Data section

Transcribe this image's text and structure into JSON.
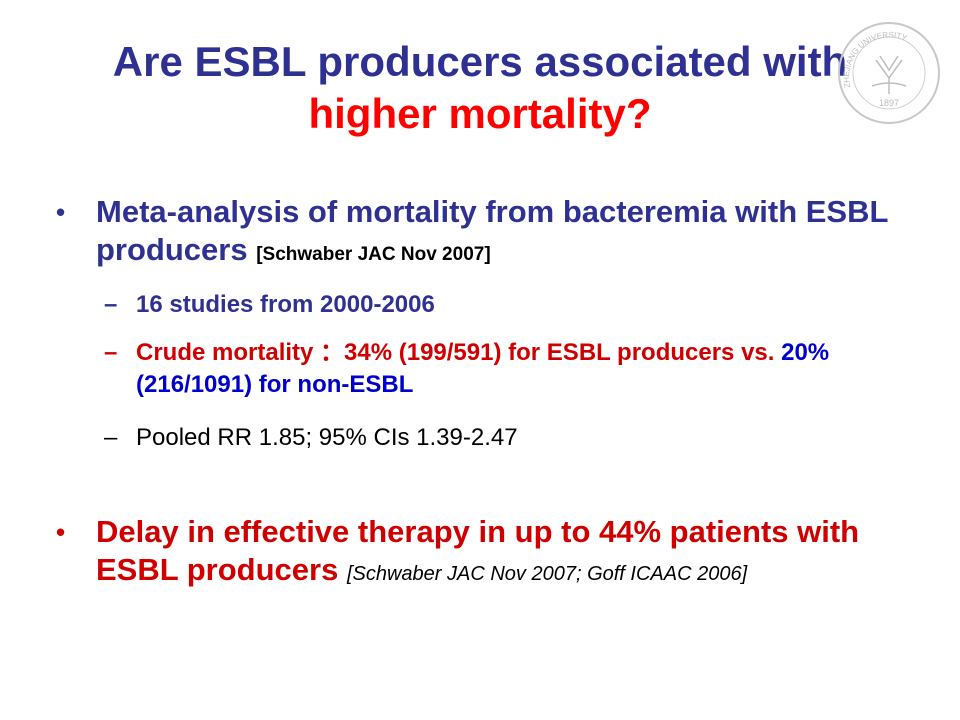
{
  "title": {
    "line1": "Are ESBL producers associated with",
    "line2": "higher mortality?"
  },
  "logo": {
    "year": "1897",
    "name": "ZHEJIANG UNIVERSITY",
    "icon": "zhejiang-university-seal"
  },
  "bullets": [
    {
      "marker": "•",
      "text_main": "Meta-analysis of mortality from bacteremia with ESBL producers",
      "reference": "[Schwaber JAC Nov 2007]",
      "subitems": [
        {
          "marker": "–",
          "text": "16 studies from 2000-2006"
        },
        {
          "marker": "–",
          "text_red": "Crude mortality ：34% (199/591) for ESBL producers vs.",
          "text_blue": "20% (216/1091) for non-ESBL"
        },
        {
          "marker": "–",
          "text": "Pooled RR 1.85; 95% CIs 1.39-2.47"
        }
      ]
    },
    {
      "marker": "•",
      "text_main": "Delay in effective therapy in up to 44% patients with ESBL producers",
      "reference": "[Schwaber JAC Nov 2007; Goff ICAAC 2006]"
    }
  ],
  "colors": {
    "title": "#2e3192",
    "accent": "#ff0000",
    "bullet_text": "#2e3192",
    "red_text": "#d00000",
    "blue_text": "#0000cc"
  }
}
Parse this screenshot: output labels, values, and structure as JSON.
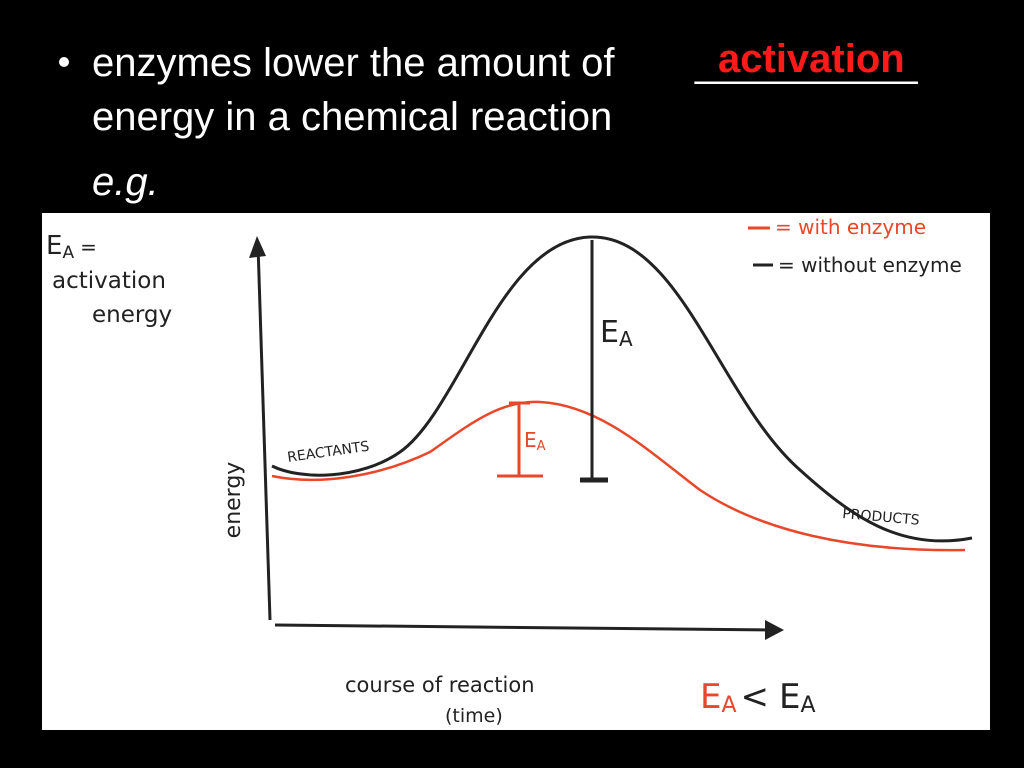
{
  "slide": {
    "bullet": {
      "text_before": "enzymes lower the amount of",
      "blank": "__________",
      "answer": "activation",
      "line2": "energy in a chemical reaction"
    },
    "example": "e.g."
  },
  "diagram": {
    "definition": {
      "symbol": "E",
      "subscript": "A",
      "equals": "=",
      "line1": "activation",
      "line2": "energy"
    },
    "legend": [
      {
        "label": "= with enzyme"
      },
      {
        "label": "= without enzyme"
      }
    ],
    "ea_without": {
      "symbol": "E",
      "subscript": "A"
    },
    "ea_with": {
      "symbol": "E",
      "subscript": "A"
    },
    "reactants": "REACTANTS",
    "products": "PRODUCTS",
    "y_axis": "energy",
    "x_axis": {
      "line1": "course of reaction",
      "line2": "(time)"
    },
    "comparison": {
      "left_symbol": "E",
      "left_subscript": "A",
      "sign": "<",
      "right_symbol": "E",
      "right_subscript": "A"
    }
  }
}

Assigned task
A lone number is the expected answer: the count of lines in these entries holding the string "activation".

Output below
2